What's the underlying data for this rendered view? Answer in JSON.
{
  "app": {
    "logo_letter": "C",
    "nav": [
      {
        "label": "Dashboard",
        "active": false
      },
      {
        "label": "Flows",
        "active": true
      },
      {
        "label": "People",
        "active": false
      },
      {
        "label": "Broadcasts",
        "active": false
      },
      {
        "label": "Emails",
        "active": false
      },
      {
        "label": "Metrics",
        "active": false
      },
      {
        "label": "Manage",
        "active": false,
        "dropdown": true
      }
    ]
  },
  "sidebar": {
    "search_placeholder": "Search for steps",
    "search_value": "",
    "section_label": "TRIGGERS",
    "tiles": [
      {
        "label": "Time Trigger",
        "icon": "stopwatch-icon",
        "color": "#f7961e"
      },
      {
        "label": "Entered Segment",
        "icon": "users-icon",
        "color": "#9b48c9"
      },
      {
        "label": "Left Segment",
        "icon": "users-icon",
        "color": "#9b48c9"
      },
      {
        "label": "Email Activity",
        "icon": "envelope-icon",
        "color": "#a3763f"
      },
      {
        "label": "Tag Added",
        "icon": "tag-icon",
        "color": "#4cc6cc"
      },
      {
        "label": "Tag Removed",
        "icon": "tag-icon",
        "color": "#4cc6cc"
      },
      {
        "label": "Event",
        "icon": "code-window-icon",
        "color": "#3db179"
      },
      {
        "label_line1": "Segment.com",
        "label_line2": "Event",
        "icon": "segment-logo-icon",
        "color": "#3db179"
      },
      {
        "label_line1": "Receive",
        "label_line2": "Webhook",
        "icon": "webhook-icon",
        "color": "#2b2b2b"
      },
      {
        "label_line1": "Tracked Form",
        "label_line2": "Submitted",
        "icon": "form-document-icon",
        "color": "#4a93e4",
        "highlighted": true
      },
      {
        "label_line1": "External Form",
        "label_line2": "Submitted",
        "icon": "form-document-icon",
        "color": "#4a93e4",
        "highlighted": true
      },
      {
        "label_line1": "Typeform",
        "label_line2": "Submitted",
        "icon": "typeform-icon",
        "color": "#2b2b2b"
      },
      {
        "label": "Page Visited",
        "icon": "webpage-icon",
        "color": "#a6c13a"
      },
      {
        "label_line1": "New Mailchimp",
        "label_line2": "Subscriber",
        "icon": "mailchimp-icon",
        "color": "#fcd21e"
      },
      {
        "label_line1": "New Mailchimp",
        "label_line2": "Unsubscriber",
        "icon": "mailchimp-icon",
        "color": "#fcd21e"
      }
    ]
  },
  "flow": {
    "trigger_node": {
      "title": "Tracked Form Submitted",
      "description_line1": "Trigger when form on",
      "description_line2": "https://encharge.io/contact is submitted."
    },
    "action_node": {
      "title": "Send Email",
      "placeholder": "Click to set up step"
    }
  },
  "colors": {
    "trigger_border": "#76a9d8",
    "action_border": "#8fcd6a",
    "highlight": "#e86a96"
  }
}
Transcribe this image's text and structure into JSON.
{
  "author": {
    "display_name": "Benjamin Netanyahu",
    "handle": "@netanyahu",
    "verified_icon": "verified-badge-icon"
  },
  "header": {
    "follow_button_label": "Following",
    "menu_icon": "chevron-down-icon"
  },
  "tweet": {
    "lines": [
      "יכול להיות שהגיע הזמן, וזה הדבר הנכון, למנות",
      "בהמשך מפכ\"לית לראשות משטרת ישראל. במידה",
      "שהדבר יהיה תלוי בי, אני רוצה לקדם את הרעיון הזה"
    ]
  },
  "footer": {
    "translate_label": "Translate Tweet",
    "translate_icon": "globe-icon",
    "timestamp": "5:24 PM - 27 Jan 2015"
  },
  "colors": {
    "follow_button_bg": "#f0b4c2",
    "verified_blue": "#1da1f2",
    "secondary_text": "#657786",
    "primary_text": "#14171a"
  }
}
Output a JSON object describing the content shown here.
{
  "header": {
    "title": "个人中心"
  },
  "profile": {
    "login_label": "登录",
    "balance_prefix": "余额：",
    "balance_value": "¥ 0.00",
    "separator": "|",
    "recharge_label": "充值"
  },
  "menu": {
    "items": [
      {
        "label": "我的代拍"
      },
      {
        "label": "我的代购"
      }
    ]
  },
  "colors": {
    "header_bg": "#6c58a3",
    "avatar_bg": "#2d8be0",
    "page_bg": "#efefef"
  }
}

::::

### AIM:
Set all of the records down again, exactly as they stand.

### RESULT BELOW:
What's the underlying data for this rendered view? Answer in JSON.
{
  "app": {
    "logo_letter": "C",
    "nav": [
      {
        "label": "Dashboard",
        "active": false
      },
      {
        "label": "Flows",
        "active": true
      },
      {
        "label": "People",
        "active": false
      },
      {
        "label": "Broadcasts",
        "active": false
      },
      {
        "label": "Emails",
        "active": false
      },
      {
        "label": "Metrics",
        "active": false
      },
      {
        "label": "Manage",
        "active": false,
        "dropdown": true
      }
    ]
  },
  "sidebar": {
    "search_placeholder": "Search for steps",
    "search_value": "",
    "section_label": "TRIGGERS",
    "tiles": [
      {
        "label": "Time Trigger",
        "icon": "stopwatch-icon",
        "color": "#f7961e"
      },
      {
        "label": "Entered Segment",
        "icon": "users-icon",
        "color": "#9b48c9"
      },
      {
        "label": "Left Segment",
        "icon": "users-icon",
        "color": "#9b48c9"
      },
      {
        "label": "Email Activity",
        "icon": "envelope-icon",
        "color": "#a3763f"
      },
      {
        "label": "Tag Added",
        "icon": "tag-icon",
        "color": "#4cc6cc"
      },
      {
        "label": "Tag Removed",
        "icon": "tag-icon",
        "color": "#4cc6cc"
      },
      {
        "label": "Event",
        "icon": "code-window-icon",
        "color": "#3db179"
      },
      {
        "label_line1": "Segment.com",
        "label_line2": "Event",
        "icon": "segment-logo-icon",
        "color": "#3db179"
      },
      {
        "label_line1": "Receive",
        "label_line2": "Webhook",
        "icon": "webhook-icon",
        "color": "#2b2b2b"
      },
      {
        "label_line1": "Tracked Form",
        "label_line2": "Submitted",
        "icon": "form-document-icon",
        "color": "#4a93e4",
        "highlighted": true
      },
      {
        "label_line1": "External Form",
        "label_line2": "Submitted",
        "icon": "form-document-icon",
        "color": "#4a93e4",
        "highlighted": true
      },
      {
        "label_line1": "Typeform",
        "label_line2": "Submitted",
        "icon": "typeform-icon",
        "color": "#2b2b2b"
      },
      {
        "label": "Page Visited",
        "icon": "webpage-icon",
        "color": "#a6c13a"
      },
      {
        "label_line1": "New Mailchimp",
        "label_line2": "Subscriber",
        "icon": "mailchimp-icon",
        "color": "#fcd21e"
      },
      {
        "label_line1": "New Mailchimp",
        "label_line2": "Unsubscriber",
        "icon": "mailchimp-icon",
        "color": "#fcd21e"
      }
    ]
  },
  "flow": {
    "trigger_node": {
      "title": "Tracked Form Submitted",
      "description_line1": "Trigger when form on",
      "description_line2": "https://encharge.io/contact is submitted."
    },
    "action_node": {
      "title": "Send Email",
      "placeholder": "Click to set up step"
    }
  },
  "colors": {
    "trigger_border": "#76a9d8",
    "action_border": "#8fcd6a",
    "highlight": "#e86a96"
  }
}
Transcribe this image's text and structure into JSON.
{
  "author": {
    "display_name": "Benjamin Netanyahu",
    "handle": "@netanyahu",
    "verified_icon": "verified-badge-icon"
  },
  "header": {
    "follow_button_label": "Following",
    "menu_icon": "chevron-down-icon"
  },
  "tweet": {
    "lines": [
      "יכול להיות שהגיע הזמן, וזה הדבר הנכון, למנות",
      "בהמשך מפכ\"לית לראשות משטרת ישראל. במידה",
      "שהדבר יהיה תלוי בי, אני רוצה לקדם את הרעיון הזה"
    ]
  },
  "footer": {
    "translate_label": "Translate Tweet",
    "translate_icon": "globe-icon",
    "timestamp": "5:24 PM - 27 Jan 2015"
  },
  "colors": {
    "follow_button_bg": "#f0b4c2",
    "verified_blue": "#1da1f2",
    "secondary_text": "#657786",
    "primary_text": "#14171a"
  }
}
Output a JSON object describing the content shown here.
{
  "header": {
    "title": "个人中心"
  },
  "profile": {
    "login_label": "登录",
    "balance_prefix": "余额：",
    "balance_value": "¥ 0.00",
    "separator": "|",
    "recharge_label": "充值"
  },
  "menu": {
    "items": [
      {
        "label": "我的代拍"
      },
      {
        "label": "我的代购"
      }
    ]
  },
  "colors": {
    "header_bg": "#6c58a3",
    "avatar_bg": "#2d8be0",
    "page_bg": "#efefef"
  }
}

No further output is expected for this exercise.